* Material supplied:
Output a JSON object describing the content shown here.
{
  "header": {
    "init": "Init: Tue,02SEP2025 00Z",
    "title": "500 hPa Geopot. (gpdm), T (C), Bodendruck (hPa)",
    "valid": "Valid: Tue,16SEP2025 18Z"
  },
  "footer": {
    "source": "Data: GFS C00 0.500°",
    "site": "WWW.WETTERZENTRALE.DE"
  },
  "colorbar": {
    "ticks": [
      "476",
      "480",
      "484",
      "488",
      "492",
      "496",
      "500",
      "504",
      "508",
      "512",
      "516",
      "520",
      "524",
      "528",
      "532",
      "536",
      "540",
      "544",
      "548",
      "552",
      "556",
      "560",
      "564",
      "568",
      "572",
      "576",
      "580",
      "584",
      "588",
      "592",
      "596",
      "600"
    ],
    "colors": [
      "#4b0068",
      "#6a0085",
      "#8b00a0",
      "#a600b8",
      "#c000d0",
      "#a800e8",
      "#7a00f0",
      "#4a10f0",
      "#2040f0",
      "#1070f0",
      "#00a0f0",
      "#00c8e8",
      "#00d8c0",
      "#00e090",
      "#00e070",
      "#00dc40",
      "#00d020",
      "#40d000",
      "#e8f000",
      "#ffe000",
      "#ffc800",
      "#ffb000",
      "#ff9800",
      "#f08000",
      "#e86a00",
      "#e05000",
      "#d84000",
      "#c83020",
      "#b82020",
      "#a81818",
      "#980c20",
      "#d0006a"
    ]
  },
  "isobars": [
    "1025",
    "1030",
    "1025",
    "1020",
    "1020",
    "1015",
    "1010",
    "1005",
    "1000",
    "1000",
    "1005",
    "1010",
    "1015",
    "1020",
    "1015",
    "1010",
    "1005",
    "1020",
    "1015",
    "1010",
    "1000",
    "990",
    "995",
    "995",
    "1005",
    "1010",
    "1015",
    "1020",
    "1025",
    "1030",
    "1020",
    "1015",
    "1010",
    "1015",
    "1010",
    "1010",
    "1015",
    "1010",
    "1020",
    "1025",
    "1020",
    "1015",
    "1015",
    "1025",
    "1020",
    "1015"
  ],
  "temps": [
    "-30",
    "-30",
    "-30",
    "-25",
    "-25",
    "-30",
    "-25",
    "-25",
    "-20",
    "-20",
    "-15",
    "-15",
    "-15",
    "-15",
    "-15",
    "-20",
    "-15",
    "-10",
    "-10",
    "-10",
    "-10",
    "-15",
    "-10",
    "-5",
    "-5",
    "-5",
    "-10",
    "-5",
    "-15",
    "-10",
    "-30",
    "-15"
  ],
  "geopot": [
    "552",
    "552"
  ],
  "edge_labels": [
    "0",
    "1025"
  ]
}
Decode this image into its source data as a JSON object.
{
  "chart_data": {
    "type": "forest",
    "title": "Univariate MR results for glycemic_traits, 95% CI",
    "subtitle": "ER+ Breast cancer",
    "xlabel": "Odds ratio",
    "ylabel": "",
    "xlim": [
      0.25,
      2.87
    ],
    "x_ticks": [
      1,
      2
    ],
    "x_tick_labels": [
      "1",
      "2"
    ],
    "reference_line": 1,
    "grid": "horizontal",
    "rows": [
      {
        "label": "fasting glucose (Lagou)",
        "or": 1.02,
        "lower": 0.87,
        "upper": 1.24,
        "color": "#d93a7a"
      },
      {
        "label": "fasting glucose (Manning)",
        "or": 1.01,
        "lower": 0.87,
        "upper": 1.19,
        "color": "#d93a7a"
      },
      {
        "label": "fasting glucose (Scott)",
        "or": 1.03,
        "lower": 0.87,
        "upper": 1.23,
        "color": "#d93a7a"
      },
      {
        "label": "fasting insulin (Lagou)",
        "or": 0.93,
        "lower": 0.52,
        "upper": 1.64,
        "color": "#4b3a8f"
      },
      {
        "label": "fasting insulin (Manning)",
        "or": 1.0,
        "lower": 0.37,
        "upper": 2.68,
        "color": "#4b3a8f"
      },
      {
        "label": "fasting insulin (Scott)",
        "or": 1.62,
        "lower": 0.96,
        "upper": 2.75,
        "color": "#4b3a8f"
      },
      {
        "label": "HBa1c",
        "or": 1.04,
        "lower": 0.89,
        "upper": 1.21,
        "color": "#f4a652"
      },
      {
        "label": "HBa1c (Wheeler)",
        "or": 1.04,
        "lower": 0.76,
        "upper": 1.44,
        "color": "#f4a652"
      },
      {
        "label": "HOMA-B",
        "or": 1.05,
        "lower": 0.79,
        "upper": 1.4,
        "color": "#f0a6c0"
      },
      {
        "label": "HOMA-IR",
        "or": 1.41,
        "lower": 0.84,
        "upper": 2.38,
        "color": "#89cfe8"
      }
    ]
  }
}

* Task to carry out: Word for word, restate all of the data shown above.

* Output of the exercise:
Output a JSON object describing the content shown here.
{
  "header": {
    "init": "Init: Tue,02SEP2025 00Z",
    "title": "500 hPa Geopot. (gpdm), T (C), Bodendruck (hPa)",
    "valid": "Valid: Tue,16SEP2025 18Z"
  },
  "footer": {
    "source": "Data: GFS C00 0.500°",
    "site": "WWW.WETTERZENTRALE.DE"
  },
  "colorbar": {
    "ticks": [
      "476",
      "480",
      "484",
      "488",
      "492",
      "496",
      "500",
      "504",
      "508",
      "512",
      "516",
      "520",
      "524",
      "528",
      "532",
      "536",
      "540",
      "544",
      "548",
      "552",
      "556",
      "560",
      "564",
      "568",
      "572",
      "576",
      "580",
      "584",
      "588",
      "592",
      "596",
      "600"
    ],
    "colors": [
      "#4b0068",
      "#6a0085",
      "#8b00a0",
      "#a600b8",
      "#c000d0",
      "#a800e8",
      "#7a00f0",
      "#4a10f0",
      "#2040f0",
      "#1070f0",
      "#00a0f0",
      "#00c8e8",
      "#00d8c0",
      "#00e090",
      "#00e070",
      "#00dc40",
      "#00d020",
      "#40d000",
      "#e8f000",
      "#ffe000",
      "#ffc800",
      "#ffb000",
      "#ff9800",
      "#f08000",
      "#e86a00",
      "#e05000",
      "#d84000",
      "#c83020",
      "#b82020",
      "#a81818",
      "#980c20",
      "#d0006a"
    ]
  },
  "isobars": [
    "1025",
    "1030",
    "1025",
    "1020",
    "1020",
    "1015",
    "1010",
    "1005",
    "1000",
    "1000",
    "1005",
    "1010",
    "1015",
    "1020",
    "1015",
    "1010",
    "1005",
    "1020",
    "1015",
    "1010",
    "1000",
    "990",
    "995",
    "995",
    "1005",
    "1010",
    "1015",
    "1020",
    "1025",
    "1030",
    "1020",
    "1015",
    "1010",
    "1015",
    "1010",
    "1010",
    "1015",
    "1010",
    "1020",
    "1025",
    "1020",
    "1015",
    "1015",
    "1025",
    "1020",
    "1015"
  ],
  "temps": [
    "-30",
    "-30",
    "-30",
    "-25",
    "-25",
    "-30",
    "-25",
    "-25",
    "-20",
    "-20",
    "-15",
    "-15",
    "-15",
    "-15",
    "-15",
    "-20",
    "-15",
    "-10",
    "-10",
    "-10",
    "-10",
    "-15",
    "-10",
    "-5",
    "-5",
    "-5",
    "-10",
    "-5",
    "-15",
    "-10",
    "-30",
    "-15"
  ],
  "geopot": [
    "552",
    "552"
  ],
  "edge_labels": [
    "0",
    "1025"
  ]
}
Decode this image into its source data as a JSON object.
{
  "chart_data": {
    "type": "forest",
    "title": "Univariate MR results for glycemic_traits, 95% CI",
    "subtitle": "ER+ Breast cancer",
    "xlabel": "Odds ratio",
    "ylabel": "",
    "xlim": [
      0.25,
      2.87
    ],
    "x_ticks": [
      1,
      2
    ],
    "x_tick_labels": [
      "1",
      "2"
    ],
    "reference_line": 1,
    "grid": "horizontal",
    "rows": [
      {
        "label": "fasting glucose (Lagou)",
        "or": 1.02,
        "lower": 0.87,
        "upper": 1.24,
        "color": "#d93a7a"
      },
      {
        "label": "fasting glucose (Manning)",
        "or": 1.01,
        "lower": 0.87,
        "upper": 1.19,
        "color": "#d93a7a"
      },
      {
        "label": "fasting glucose (Scott)",
        "or": 1.03,
        "lower": 0.87,
        "upper": 1.23,
        "color": "#d93a7a"
      },
      {
        "label": "fasting insulin (Lagou)",
        "or": 0.93,
        "lower": 0.52,
        "upper": 1.64,
        "color": "#4b3a8f"
      },
      {
        "label": "fasting insulin (Manning)",
        "or": 1.0,
        "lower": 0.37,
        "upper": 2.68,
        "color": "#4b3a8f"
      },
      {
        "label": "fasting insulin (Scott)",
        "or": 1.62,
        "lower": 0.96,
        "upper": 2.75,
        "color": "#4b3a8f"
      },
      {
        "label": "HBa1c",
        "or": 1.04,
        "lower": 0.89,
        "upper": 1.21,
        "color": "#f4a652"
      },
      {
        "label": "HBa1c (Wheeler)",
        "or": 1.04,
        "lower": 0.76,
        "upper": 1.44,
        "color": "#f4a652"
      },
      {
        "label": "HOMA-B",
        "or": 1.05,
        "lower": 0.79,
        "upper": 1.4,
        "color": "#f0a6c0"
      },
      {
        "label": "HOMA-IR",
        "or": 1.41,
        "lower": 0.84,
        "upper": 2.38,
        "color": "#89cfe8"
      }
    ]
  }
}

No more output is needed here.